[start Data for processing]

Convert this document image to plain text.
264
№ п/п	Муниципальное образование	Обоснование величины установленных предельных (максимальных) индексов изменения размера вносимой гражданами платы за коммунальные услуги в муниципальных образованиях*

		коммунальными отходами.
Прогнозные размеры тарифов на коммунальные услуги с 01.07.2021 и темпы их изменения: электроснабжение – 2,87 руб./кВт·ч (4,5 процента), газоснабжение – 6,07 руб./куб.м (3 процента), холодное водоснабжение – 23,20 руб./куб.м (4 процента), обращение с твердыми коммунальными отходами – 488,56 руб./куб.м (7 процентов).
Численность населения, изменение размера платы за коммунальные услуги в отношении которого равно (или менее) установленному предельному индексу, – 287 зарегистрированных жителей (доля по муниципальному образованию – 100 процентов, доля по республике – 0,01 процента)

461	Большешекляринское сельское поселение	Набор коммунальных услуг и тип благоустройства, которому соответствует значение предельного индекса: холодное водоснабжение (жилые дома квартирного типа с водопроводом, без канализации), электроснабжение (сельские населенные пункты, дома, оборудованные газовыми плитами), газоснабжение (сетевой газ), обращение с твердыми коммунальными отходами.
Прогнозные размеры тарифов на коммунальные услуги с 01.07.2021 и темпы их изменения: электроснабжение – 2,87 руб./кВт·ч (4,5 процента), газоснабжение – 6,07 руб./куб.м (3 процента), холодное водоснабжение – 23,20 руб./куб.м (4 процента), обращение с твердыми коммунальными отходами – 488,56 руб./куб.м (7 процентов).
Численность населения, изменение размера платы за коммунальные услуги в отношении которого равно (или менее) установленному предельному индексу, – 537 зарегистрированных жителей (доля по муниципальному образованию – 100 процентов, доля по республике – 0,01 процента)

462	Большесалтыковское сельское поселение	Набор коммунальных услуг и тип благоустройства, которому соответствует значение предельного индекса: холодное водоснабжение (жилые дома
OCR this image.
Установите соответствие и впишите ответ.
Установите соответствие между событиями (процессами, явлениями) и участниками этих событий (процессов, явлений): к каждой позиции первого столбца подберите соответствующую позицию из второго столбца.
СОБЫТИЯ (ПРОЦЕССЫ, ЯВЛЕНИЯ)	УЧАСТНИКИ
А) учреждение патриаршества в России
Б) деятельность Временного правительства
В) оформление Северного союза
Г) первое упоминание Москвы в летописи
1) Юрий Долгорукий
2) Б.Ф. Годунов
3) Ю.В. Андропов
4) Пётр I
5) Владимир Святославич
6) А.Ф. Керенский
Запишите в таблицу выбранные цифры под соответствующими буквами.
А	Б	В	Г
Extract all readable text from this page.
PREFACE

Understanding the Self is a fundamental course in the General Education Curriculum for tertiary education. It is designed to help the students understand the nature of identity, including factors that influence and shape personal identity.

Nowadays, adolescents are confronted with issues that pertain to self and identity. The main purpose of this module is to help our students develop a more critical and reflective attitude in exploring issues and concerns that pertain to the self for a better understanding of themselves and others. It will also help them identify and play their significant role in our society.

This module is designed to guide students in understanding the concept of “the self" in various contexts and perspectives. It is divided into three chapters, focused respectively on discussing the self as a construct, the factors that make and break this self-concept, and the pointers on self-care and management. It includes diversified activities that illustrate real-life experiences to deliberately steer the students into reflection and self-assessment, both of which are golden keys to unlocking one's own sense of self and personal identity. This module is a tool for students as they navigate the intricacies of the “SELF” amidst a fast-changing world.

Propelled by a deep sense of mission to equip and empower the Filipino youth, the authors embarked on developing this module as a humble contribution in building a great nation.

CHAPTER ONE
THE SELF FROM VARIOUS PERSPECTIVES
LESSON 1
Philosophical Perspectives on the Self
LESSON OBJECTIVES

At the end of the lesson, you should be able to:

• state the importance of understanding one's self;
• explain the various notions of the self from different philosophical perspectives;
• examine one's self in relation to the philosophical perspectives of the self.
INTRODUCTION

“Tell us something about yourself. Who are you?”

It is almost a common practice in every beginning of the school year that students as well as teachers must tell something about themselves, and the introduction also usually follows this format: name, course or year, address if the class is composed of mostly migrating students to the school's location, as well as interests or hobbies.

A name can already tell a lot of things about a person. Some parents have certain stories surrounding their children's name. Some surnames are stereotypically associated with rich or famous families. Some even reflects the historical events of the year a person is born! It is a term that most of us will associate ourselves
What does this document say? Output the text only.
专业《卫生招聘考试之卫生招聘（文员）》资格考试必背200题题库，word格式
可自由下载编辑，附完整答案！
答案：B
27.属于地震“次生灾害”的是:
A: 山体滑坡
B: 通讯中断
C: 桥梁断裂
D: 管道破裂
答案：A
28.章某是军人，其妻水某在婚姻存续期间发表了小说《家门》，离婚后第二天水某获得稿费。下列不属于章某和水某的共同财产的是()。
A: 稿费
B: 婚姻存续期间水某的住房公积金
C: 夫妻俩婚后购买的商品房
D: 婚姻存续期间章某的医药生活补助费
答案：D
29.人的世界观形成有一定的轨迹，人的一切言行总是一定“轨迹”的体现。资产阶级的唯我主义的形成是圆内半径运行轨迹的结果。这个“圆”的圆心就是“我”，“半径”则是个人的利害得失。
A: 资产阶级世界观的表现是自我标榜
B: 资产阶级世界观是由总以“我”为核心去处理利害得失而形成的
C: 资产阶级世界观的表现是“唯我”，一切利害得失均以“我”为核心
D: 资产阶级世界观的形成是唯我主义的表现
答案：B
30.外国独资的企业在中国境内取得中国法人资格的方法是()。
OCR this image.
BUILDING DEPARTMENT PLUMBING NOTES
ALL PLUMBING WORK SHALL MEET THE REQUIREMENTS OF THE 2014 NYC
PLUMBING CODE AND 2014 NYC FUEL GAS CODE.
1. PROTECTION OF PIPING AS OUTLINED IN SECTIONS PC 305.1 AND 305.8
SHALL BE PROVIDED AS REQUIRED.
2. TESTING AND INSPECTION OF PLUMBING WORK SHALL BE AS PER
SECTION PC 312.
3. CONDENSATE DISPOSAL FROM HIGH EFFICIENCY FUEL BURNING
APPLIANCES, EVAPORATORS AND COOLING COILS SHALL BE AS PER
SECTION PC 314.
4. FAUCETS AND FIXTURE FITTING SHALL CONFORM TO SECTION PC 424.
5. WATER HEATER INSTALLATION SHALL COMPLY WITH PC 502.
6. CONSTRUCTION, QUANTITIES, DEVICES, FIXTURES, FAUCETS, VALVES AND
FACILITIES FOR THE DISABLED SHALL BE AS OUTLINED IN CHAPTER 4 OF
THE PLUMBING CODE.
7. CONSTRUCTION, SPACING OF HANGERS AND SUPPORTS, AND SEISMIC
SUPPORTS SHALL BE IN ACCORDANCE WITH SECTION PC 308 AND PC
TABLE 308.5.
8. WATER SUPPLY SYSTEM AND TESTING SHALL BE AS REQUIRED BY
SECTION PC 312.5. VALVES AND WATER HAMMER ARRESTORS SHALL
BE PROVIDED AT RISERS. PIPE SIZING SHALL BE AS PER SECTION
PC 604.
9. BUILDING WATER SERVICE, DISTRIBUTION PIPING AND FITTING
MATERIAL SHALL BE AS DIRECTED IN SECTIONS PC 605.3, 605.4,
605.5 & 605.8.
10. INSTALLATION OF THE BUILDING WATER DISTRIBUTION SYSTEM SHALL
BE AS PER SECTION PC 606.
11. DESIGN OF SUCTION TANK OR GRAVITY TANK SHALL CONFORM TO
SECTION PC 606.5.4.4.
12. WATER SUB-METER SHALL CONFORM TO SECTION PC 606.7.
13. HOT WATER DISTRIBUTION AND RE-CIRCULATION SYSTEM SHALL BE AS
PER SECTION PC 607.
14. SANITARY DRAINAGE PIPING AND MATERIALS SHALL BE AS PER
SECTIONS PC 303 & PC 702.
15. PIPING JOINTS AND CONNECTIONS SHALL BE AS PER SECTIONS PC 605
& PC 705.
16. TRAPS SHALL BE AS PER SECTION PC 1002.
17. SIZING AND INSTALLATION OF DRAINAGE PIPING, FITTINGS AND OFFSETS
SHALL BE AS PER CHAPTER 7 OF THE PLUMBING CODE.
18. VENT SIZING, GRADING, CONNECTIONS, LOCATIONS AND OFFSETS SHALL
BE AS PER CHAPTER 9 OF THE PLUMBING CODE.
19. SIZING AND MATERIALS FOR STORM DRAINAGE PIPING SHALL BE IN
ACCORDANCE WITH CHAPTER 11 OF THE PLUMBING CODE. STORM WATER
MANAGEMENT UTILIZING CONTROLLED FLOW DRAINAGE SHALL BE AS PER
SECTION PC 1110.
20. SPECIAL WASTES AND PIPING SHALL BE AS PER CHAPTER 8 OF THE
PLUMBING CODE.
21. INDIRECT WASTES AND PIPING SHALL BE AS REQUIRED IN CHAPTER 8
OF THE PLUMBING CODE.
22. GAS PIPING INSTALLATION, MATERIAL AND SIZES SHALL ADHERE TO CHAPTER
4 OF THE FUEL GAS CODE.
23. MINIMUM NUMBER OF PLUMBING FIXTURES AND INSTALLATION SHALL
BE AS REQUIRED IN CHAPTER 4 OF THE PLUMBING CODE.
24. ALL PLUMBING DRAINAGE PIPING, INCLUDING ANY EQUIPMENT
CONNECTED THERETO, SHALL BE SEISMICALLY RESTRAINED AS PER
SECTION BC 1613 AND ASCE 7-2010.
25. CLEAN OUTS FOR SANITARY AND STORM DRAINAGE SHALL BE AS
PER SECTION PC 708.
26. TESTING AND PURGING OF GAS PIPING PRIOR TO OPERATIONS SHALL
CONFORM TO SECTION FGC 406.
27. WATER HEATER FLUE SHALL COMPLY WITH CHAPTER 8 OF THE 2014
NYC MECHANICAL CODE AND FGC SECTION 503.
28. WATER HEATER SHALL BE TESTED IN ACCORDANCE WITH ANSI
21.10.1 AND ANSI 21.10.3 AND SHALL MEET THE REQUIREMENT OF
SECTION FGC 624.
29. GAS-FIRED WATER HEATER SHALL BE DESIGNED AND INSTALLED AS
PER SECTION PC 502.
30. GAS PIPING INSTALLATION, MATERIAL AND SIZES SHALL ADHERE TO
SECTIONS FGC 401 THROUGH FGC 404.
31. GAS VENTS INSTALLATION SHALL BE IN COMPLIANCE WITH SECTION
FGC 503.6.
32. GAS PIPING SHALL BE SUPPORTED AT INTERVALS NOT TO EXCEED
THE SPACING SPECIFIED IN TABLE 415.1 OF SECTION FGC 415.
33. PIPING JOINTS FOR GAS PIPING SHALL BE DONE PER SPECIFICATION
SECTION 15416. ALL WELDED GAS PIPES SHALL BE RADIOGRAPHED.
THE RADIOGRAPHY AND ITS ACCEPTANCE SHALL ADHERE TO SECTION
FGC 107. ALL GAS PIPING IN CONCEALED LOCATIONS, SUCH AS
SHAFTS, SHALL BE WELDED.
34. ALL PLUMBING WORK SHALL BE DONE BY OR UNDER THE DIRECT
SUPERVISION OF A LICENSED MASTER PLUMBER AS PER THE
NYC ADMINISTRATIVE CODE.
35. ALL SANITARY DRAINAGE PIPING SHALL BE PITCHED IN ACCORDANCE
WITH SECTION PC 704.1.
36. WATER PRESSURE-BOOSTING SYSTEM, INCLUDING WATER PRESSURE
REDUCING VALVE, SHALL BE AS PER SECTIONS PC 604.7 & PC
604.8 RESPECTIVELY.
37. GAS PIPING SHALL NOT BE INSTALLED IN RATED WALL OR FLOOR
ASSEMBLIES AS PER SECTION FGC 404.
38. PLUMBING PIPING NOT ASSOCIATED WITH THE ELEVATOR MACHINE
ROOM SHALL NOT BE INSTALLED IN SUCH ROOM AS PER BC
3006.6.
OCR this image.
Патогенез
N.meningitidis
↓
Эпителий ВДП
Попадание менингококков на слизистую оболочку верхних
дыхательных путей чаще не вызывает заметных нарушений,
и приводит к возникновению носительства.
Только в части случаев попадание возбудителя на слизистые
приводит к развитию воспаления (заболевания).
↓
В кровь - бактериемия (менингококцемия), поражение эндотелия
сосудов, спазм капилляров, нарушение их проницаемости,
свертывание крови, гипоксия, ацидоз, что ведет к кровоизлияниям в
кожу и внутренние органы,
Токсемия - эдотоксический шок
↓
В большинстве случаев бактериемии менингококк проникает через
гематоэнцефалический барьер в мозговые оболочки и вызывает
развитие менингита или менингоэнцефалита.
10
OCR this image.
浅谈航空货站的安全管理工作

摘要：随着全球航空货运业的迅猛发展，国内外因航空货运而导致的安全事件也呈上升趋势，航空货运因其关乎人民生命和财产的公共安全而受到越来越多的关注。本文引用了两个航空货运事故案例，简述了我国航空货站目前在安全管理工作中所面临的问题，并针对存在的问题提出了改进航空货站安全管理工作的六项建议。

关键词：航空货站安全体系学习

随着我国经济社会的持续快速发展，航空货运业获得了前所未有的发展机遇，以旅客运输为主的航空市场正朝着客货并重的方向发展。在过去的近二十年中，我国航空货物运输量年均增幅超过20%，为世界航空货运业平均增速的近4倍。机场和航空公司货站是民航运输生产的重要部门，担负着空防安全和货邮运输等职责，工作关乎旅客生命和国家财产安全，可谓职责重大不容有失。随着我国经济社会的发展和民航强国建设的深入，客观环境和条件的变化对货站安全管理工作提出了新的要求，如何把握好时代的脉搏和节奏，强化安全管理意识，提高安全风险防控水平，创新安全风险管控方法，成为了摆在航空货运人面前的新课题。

[end Data for processing]

### Task prompt
Pick out each line containing "доля" and report it.

### Output of the task
Численность населения, изменение размера платы за коммунальные услуги в отношении которого равно (или менее) установленному предельному индексу, – 287 зарегистрированных жителей (доля по муниципальному образованию – 100 процентов, доля по республике – 0,01 процента)
Численность населения, изменение размера платы за коммунальные услуги в отношении которого равно (или менее) установленному предельному индексу, – 537 зарегистрированных жителей (доля по муниципальному образованию – 100 процентов, доля по республике – 0,01 процента)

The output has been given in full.